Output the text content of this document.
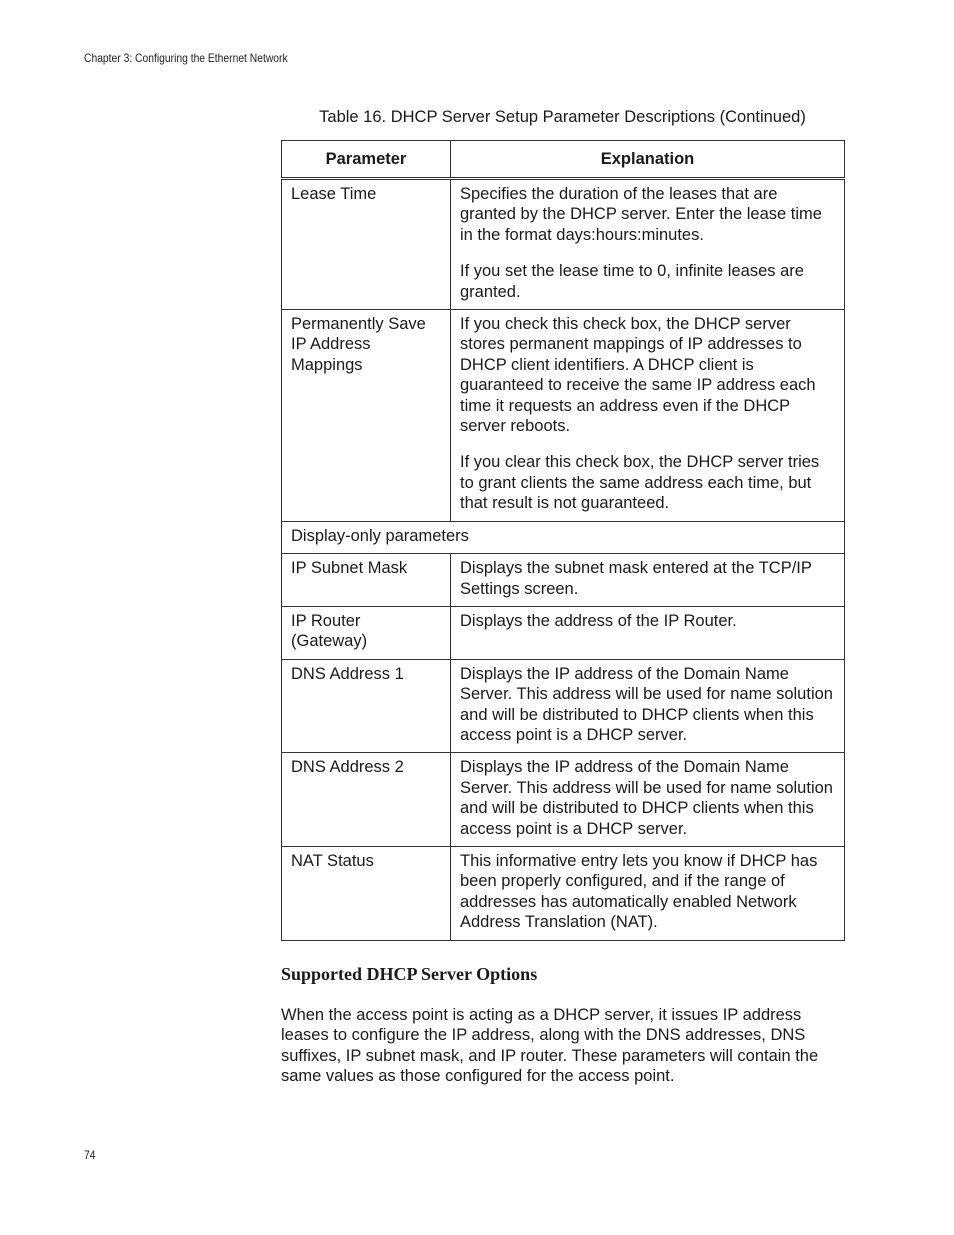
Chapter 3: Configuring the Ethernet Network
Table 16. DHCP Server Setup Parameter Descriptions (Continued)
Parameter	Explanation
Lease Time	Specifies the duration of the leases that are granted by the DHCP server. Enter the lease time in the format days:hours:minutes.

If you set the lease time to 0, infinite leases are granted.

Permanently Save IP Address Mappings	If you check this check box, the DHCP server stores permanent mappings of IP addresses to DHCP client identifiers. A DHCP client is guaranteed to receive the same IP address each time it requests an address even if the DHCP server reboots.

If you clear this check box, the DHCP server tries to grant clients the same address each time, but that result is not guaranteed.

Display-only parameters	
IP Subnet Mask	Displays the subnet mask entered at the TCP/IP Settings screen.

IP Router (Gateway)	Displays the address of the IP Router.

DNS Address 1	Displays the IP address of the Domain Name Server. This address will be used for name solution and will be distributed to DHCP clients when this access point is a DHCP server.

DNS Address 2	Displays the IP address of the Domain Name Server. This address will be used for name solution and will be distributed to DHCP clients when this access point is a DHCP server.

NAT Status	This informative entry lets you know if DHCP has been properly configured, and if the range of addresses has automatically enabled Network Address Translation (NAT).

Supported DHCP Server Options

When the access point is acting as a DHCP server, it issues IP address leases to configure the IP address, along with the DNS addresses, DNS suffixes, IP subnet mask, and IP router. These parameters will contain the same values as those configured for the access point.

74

• • • • • • •

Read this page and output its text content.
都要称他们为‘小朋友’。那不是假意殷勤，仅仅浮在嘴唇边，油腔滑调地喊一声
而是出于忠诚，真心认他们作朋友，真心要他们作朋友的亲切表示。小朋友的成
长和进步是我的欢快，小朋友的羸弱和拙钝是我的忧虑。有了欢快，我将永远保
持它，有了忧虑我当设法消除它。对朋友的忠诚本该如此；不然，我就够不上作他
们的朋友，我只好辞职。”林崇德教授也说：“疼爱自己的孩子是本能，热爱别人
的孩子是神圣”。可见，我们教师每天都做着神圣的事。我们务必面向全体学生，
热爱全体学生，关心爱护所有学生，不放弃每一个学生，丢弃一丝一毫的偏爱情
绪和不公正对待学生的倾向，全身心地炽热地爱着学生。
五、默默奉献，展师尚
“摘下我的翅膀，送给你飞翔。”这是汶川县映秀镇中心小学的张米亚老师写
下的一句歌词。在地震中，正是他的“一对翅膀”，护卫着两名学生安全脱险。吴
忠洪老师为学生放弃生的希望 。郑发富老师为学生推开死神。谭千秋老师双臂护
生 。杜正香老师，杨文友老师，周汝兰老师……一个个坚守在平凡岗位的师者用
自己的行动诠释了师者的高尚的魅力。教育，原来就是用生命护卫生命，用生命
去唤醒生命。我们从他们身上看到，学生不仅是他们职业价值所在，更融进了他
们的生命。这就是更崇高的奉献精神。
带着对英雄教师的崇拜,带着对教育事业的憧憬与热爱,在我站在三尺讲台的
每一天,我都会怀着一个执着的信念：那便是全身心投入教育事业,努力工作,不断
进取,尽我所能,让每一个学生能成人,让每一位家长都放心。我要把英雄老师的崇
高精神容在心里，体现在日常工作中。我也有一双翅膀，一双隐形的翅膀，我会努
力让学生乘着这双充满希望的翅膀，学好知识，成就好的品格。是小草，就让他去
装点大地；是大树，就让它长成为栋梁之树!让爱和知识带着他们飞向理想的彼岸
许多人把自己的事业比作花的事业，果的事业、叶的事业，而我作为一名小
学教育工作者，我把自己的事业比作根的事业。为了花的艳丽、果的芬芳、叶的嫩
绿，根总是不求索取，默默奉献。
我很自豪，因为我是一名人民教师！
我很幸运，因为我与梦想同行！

• • • • • • •

(YOUR INSTRUCTIONS) Pull out every line above that holds the word "text".

(ANSWER TO THIS PROBLEM)
Output the text content of this document.
Read this page and output its text content.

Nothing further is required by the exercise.